_WRITTEN INSTRUCTION_: An exact copy of every record is needed.

*-*-*

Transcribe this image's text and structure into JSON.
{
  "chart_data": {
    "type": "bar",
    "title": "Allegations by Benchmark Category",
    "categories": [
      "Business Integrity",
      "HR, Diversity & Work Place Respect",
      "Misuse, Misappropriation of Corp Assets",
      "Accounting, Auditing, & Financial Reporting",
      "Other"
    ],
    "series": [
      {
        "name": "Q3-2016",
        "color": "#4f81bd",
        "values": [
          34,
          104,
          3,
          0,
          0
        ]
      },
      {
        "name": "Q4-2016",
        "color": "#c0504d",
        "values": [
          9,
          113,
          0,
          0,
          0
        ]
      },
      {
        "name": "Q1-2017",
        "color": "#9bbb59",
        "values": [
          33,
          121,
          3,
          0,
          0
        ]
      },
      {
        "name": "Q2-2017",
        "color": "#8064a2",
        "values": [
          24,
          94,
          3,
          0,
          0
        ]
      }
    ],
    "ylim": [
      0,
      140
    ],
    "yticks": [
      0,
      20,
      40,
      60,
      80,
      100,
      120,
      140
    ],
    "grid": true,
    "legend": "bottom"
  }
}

*-*-*

_CORRECT RESULT_:
Transcribe this image's text and structure into JSON.
{
  "chart_data": {
    "type": "bar",
    "title": "Allegations by Benchmark Category",
    "categories": [
      "Business Integrity",
      "HR, Diversity & Work Place Respect",
      "Misuse, Misappropriation of Corp Assets",
      "Accounting, Auditing, & Financial Reporting",
      "Other"
    ],
    "series": [
      {
        "name": "Q3-2016",
        "color": "#4f81bd",
        "values": [
          34,
          104,
          3,
          0,
          0
        ]
      },
      {
        "name": "Q4-2016",
        "color": "#c0504d",
        "values": [
          9,
          113,
          0,
          0,
          0
        ]
      },
      {
        "name": "Q1-2017",
        "color": "#9bbb59",
        "values": [
          33,
          121,
          3,
          0,
          0
        ]
      },
      {
        "name": "Q2-2017",
        "color": "#8064a2",
        "values": [
          24,
          94,
          3,
          0,
          0
        ]
      }
    ],
    "ylim": [
      0,
      140
    ],
    "yticks": [
      0,
      20,
      40,
      60,
      80,
      100,
      120,
      140
    ],
    "grid": true,
    "legend": "bottom"
  }
}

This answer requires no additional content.